(Figure contents as structured data)
┄┄┄┄┄┄┄┄┄┄

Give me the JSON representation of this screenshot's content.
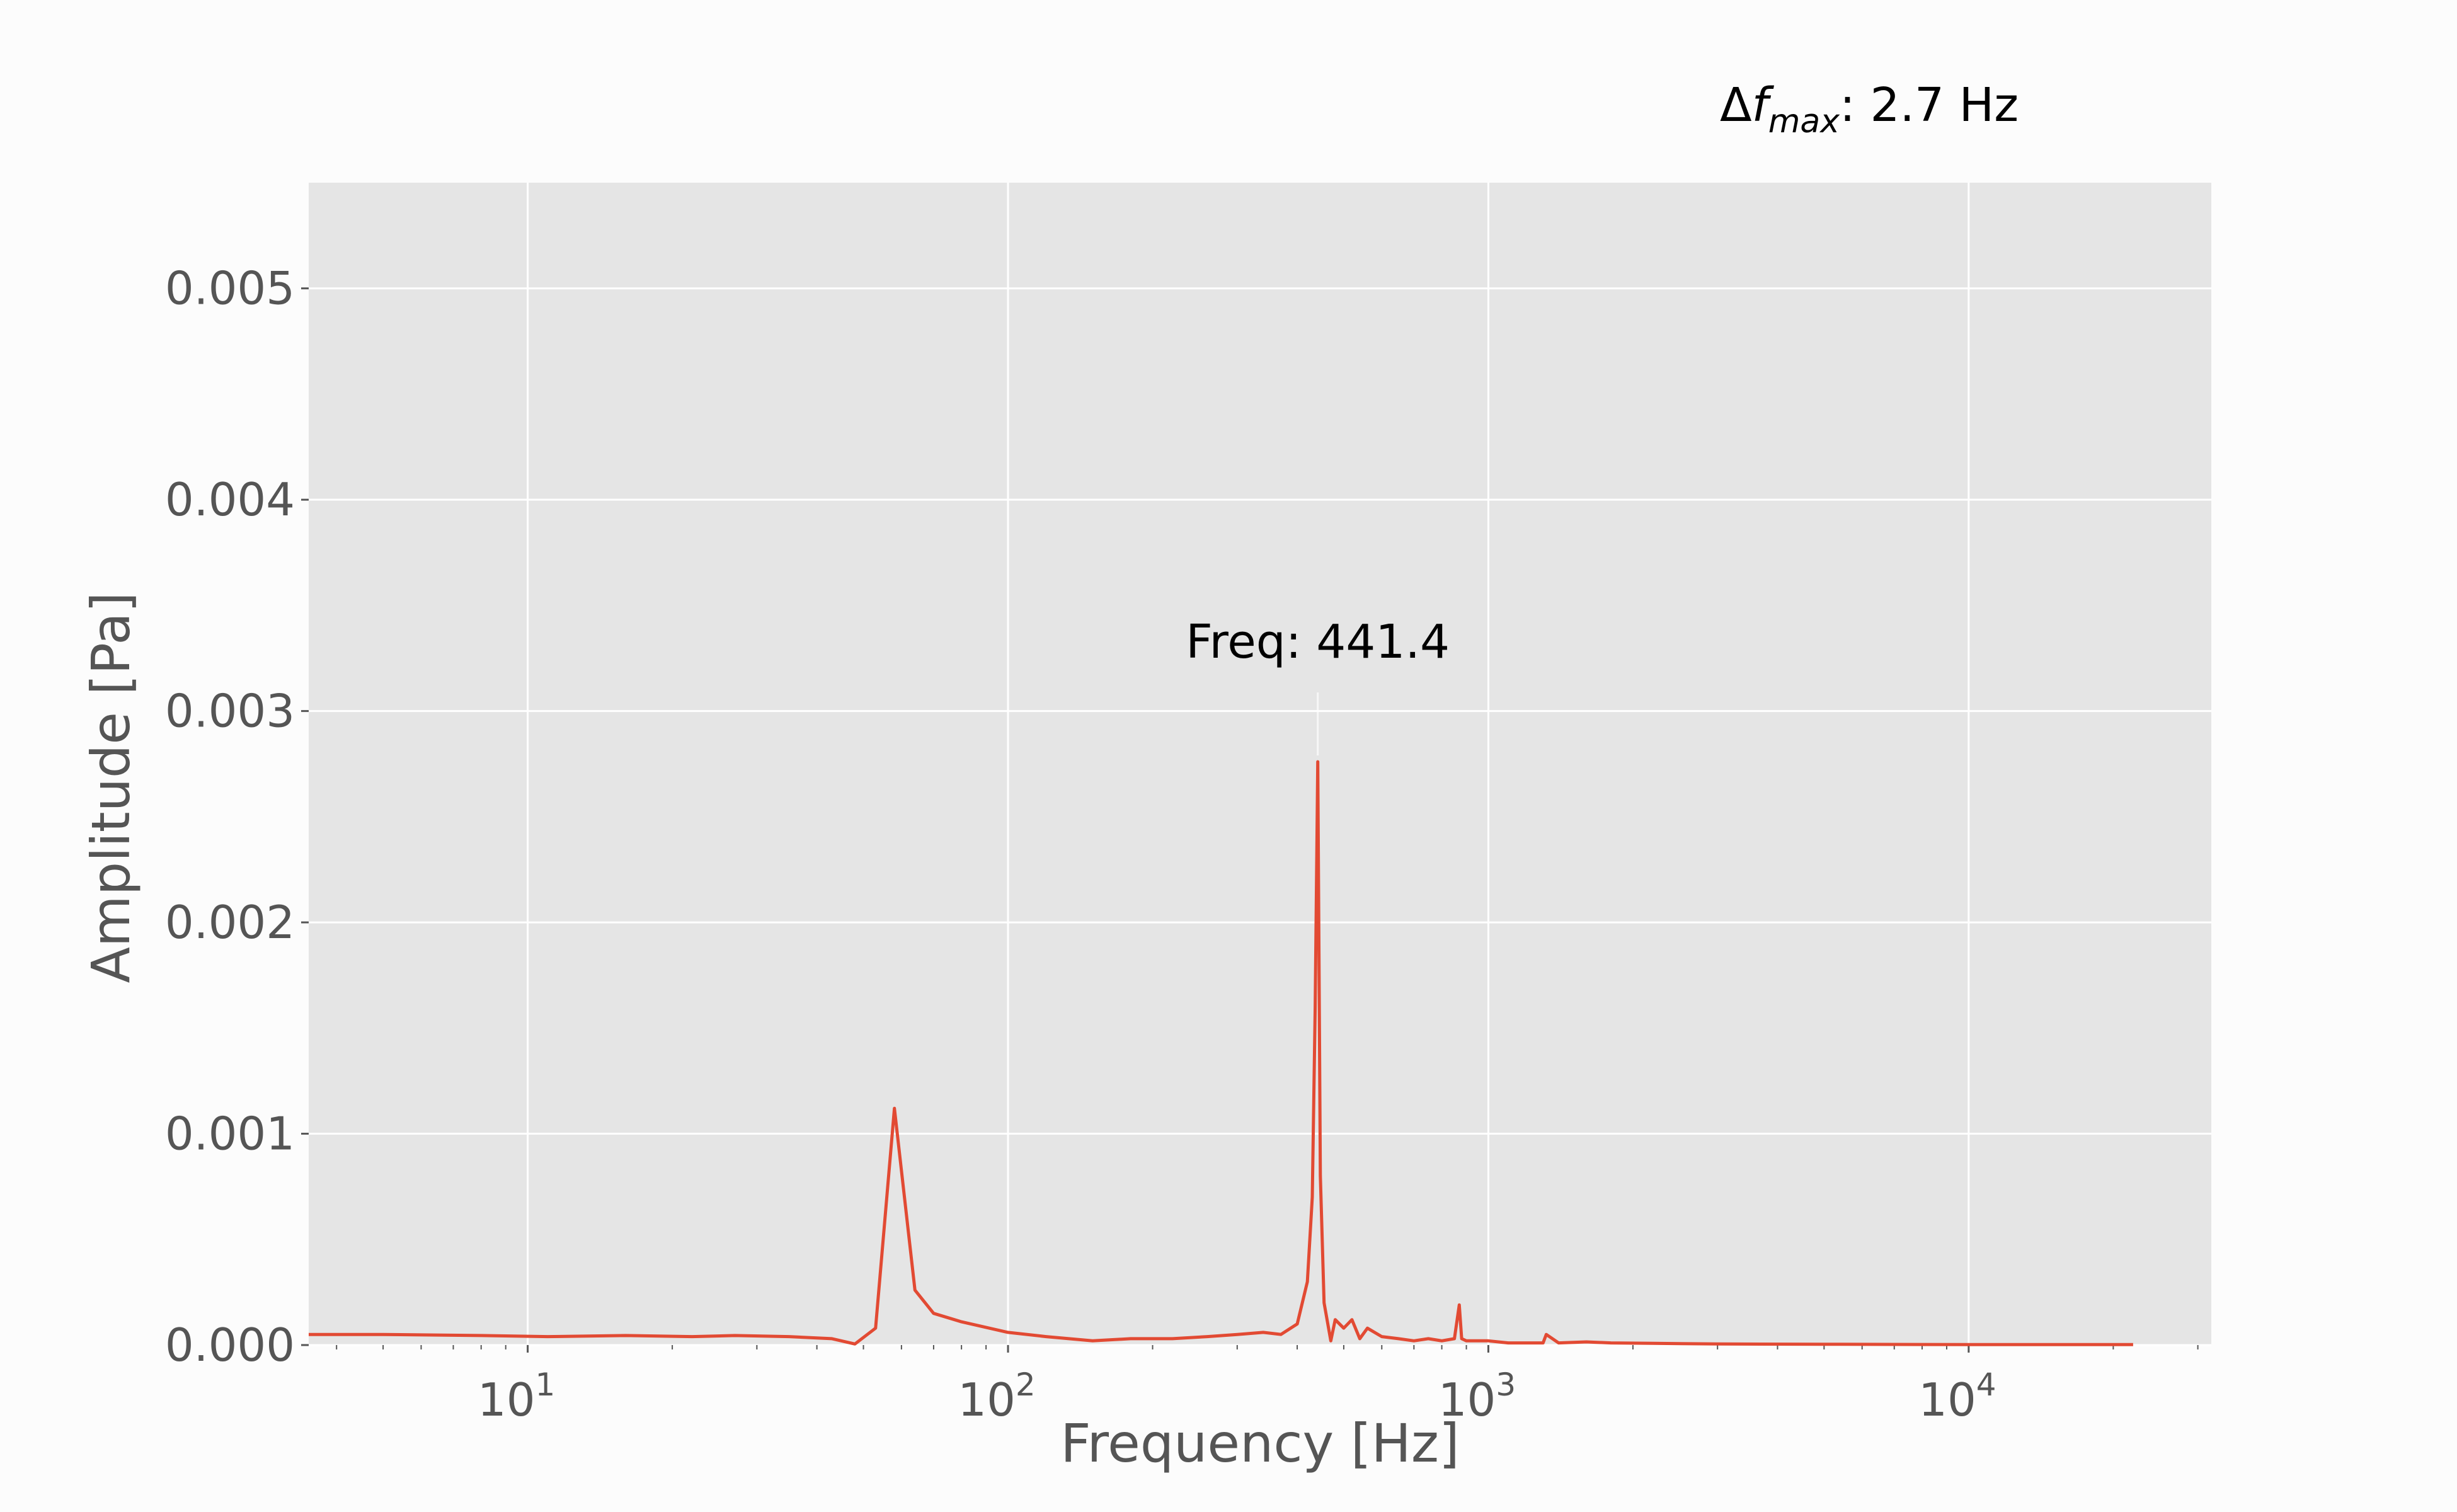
{
  "chart_data": {
    "type": "line",
    "header_note": {
      "symbol": "Δ",
      "variable": "f",
      "subscript": "max",
      "value": ": 2.7 Hz"
    },
    "xlabel": "Frequency [Hz]",
    "ylabel": "Amplitude [Pa]",
    "xscale": "log",
    "xlim": [
      3.5,
      32000
    ],
    "ylim": [
      0,
      0.0055
    ],
    "x_ticks": [
      {
        "base": "10",
        "exp": "1",
        "value": 10
      },
      {
        "base": "10",
        "exp": "2",
        "value": 100
      },
      {
        "base": "10",
        "exp": "3",
        "value": 1000
      },
      {
        "base": "10",
        "exp": "4",
        "value": 10000
      }
    ],
    "y_ticks": [
      "0.000",
      "0.001",
      "0.002",
      "0.003",
      "0.004",
      "0.005"
    ],
    "grid": true,
    "annotation": {
      "text": "Freq: 441.4",
      "x": 441.4,
      "y": 0.00276
    },
    "series": [
      {
        "color": "#e24a33",
        "x": [
          3.5,
          5,
          8,
          11,
          16,
          22,
          27,
          35,
          43,
          48,
          53,
          58,
          64,
          70,
          80,
          100,
          120,
          150,
          180,
          220,
          260,
          300,
          340,
          370,
          400,
          420,
          430,
          436,
          441.4,
          447,
          455,
          470,
          480,
          500,
          520,
          540,
          560,
          600,
          650,
          700,
          750,
          800,
          850,
          870,
          880,
          900,
          950,
          1000,
          1100,
          1200,
          1300,
          1320,
          1400,
          1600,
          1800,
          2200,
          3000,
          5000,
          10000,
          22000
        ],
        "y": [
          5e-05,
          5e-05,
          4.5e-05,
          4e-05,
          4.5e-05,
          4e-05,
          4.5e-05,
          4e-05,
          3e-05,
          5e-06,
          8e-05,
          0.00112,
          0.00026,
          0.00015,
          0.00011,
          6e-05,
          4e-05,
          2e-05,
          3e-05,
          3e-05,
          4e-05,
          5e-05,
          6e-05,
          5e-05,
          0.0001,
          0.0003,
          0.0007,
          0.0016,
          0.00276,
          0.0008,
          0.0002,
          2e-05,
          0.00012,
          8e-05,
          0.00012,
          3e-05,
          8e-05,
          4e-05,
          3e-05,
          2e-05,
          3e-05,
          2e-05,
          3e-05,
          0.00019,
          3e-05,
          2e-05,
          2e-05,
          2e-05,
          1e-05,
          1e-05,
          1e-05,
          5e-05,
          1e-05,
          1.5e-05,
          1e-05,
          8e-06,
          5e-06,
          4e-06,
          2e-06,
          2e-06
        ]
      }
    ]
  }
}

┄┄┄┄┄┄┄┄┄┄

TASK TO COMPLETE: Gather all lines with the string "value" from the data.

ANSWER TO THIS TASK:
      "value": ": 2.7 Hz"
        "value": 10
        "value": 100
        "value": 1000
        "value": 10000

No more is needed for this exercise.